**Record excerpts**
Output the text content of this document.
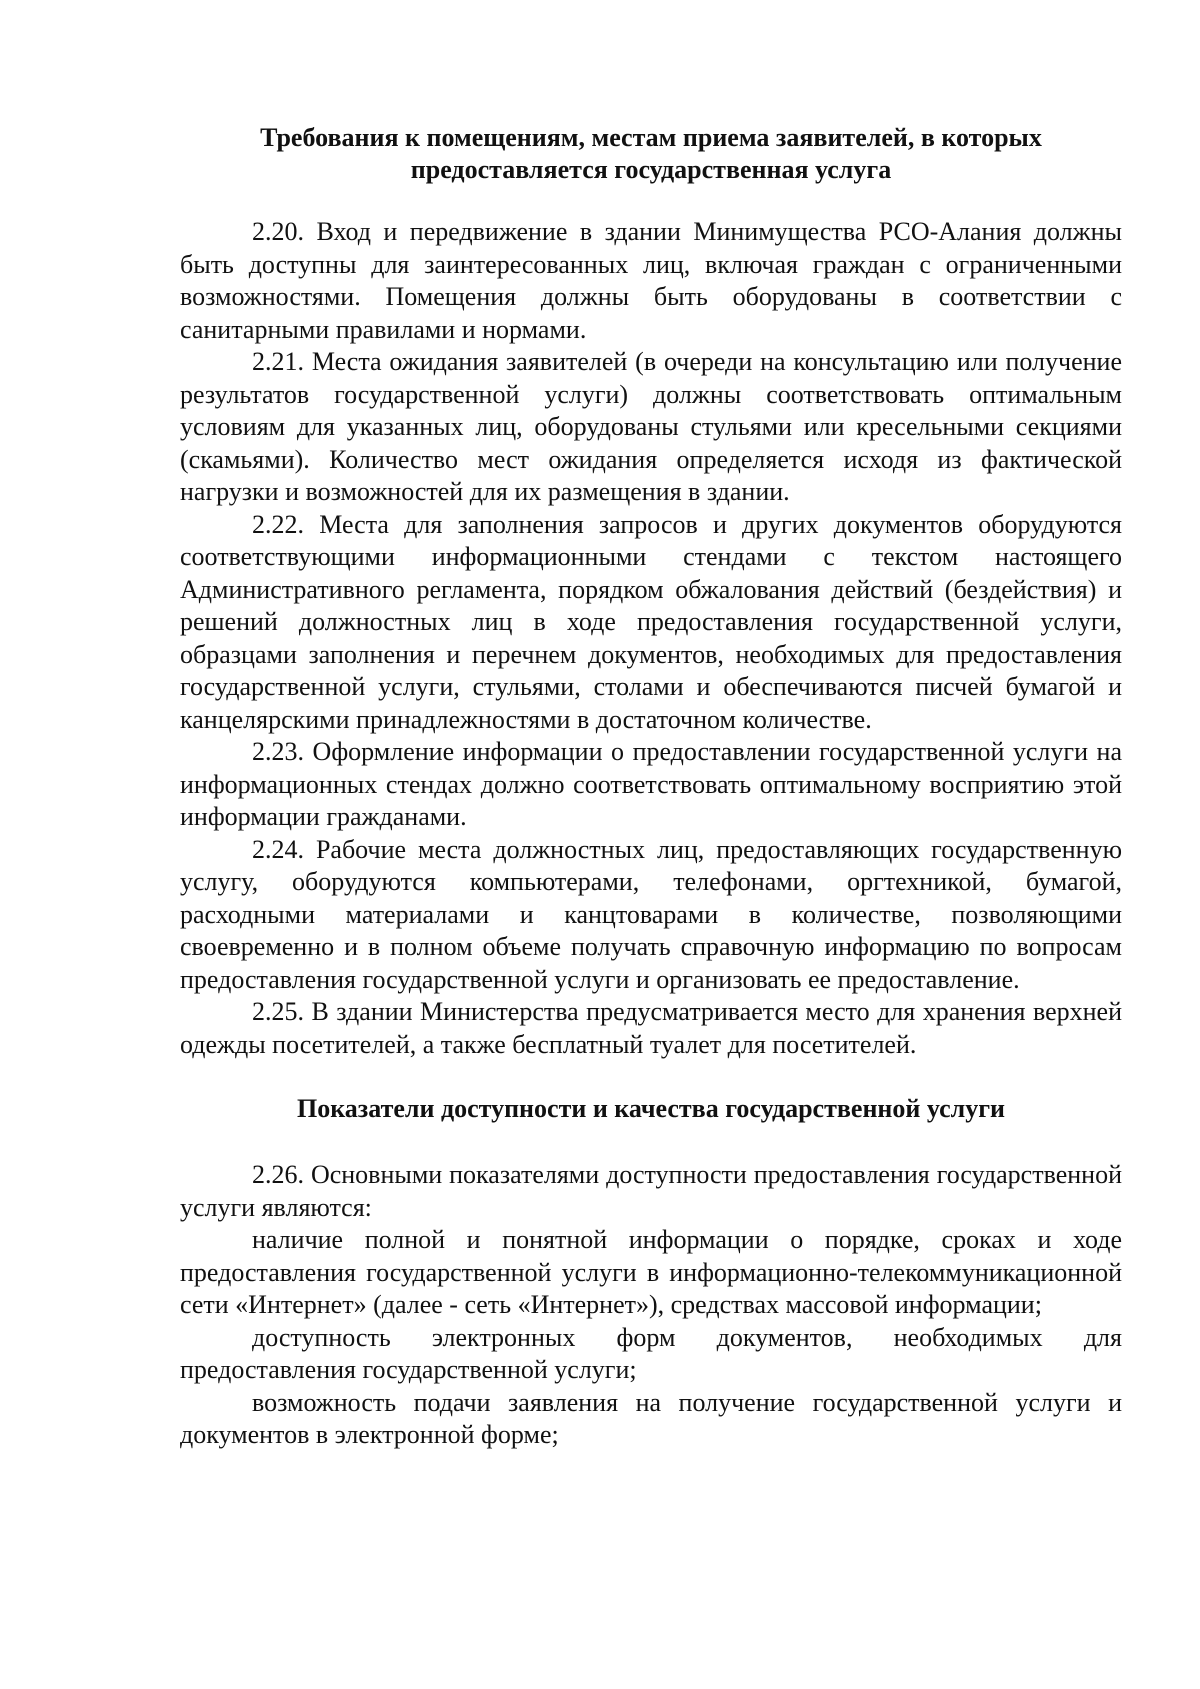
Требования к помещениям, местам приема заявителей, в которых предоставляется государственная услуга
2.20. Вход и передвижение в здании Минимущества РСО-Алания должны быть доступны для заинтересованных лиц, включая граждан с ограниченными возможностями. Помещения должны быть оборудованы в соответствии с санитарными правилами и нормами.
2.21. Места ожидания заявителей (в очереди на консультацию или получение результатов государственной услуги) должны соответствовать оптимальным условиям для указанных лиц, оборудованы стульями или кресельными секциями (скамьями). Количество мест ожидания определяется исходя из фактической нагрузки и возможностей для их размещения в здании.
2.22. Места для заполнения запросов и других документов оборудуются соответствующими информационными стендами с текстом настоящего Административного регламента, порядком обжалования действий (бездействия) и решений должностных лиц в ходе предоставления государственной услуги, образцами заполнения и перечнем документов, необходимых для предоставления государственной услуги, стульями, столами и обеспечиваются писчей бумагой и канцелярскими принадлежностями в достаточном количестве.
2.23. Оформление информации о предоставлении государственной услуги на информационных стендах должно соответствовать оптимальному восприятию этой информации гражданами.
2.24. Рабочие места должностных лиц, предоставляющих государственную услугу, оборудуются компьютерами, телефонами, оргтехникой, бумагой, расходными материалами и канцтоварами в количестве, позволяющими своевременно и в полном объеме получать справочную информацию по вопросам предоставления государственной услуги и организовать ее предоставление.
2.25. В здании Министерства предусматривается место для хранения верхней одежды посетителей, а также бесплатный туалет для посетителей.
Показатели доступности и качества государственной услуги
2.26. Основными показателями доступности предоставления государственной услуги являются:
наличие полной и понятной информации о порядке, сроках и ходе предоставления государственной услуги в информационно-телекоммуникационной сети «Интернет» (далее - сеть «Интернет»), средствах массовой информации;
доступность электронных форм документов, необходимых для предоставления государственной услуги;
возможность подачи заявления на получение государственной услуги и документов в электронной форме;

* * *

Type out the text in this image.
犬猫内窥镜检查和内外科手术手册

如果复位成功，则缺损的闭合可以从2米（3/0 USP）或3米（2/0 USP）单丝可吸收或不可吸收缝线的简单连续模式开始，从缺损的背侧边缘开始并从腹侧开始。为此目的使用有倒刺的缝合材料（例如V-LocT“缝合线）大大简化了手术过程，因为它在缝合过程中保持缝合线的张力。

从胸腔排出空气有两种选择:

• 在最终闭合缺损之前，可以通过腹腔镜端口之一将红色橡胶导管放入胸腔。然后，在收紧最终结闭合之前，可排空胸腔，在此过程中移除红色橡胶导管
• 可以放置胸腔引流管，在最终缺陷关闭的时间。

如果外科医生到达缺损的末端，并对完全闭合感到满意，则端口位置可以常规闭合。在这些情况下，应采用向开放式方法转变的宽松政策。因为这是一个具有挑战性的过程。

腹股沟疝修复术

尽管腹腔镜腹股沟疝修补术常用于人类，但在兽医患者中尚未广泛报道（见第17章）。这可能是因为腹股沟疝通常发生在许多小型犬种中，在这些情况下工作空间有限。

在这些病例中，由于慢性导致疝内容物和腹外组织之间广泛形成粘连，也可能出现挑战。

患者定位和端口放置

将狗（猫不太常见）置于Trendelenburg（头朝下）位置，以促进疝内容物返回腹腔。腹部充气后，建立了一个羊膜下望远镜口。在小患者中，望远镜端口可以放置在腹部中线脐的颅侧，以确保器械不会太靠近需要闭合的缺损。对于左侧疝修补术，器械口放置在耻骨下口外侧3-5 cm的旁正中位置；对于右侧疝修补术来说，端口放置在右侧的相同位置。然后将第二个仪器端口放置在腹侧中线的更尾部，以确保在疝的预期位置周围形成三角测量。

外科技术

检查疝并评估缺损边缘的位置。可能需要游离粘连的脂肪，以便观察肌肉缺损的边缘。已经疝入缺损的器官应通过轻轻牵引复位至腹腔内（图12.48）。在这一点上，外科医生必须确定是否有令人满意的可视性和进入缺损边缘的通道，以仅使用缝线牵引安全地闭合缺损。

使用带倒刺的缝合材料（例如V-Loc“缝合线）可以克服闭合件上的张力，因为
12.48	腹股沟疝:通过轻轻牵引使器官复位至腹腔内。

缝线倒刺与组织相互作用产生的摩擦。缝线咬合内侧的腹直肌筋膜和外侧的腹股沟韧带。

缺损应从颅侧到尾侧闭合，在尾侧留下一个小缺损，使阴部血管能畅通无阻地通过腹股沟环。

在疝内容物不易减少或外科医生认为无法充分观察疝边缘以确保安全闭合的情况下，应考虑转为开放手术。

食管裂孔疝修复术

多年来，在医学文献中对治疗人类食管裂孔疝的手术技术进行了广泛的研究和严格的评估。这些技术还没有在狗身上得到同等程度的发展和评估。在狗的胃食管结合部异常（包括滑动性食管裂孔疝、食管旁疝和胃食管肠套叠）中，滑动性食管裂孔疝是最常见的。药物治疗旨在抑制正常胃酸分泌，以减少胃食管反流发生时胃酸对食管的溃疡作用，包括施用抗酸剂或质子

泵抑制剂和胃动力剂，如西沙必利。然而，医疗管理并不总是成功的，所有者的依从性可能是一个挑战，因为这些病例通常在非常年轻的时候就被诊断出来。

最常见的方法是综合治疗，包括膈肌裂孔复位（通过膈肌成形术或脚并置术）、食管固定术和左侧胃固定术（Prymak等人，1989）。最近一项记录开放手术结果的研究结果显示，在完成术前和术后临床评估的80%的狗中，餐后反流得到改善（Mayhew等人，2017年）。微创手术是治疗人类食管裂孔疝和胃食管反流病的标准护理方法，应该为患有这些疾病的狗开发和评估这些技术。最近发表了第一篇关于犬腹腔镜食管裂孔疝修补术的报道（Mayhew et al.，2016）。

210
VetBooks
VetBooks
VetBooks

* * *

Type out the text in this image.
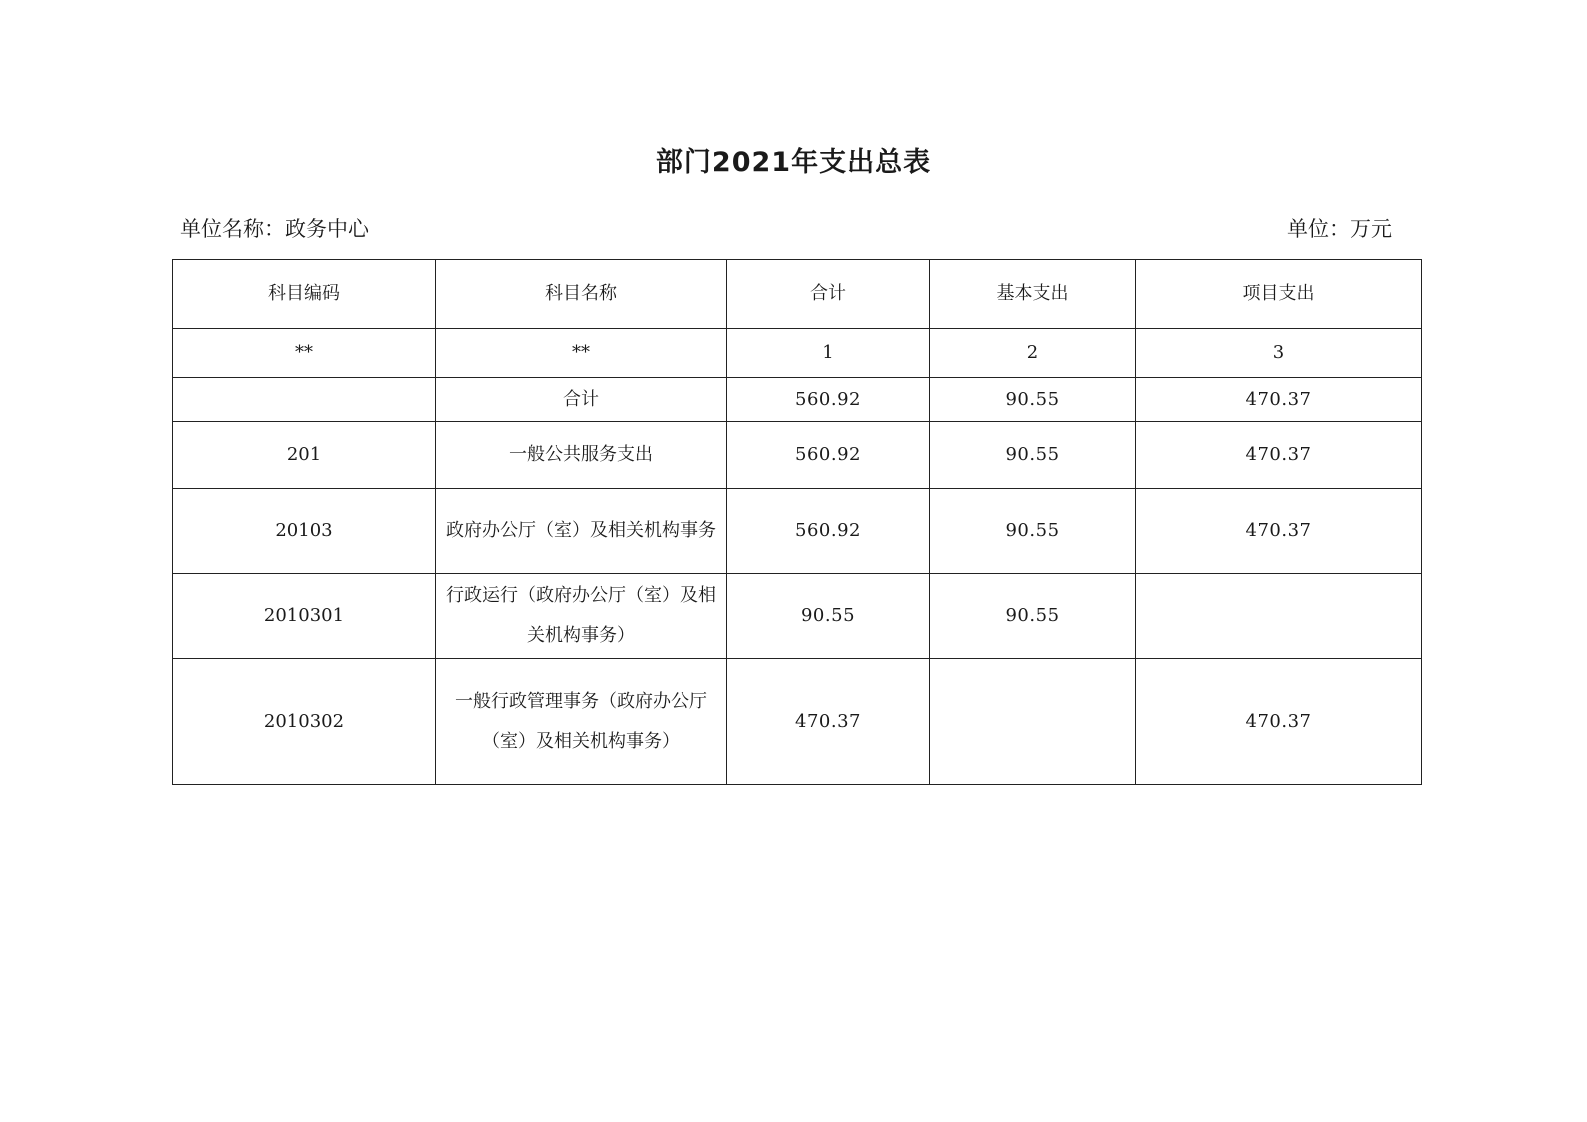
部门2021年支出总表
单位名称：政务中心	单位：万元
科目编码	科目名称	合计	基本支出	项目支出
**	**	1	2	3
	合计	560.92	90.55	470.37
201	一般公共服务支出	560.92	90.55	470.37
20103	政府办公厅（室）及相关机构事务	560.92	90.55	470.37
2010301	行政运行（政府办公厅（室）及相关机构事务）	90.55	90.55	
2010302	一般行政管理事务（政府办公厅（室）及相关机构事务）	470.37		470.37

**What is being asked**
Report the number of lines holding the string "ходе", without any other words.

**Completed task**
2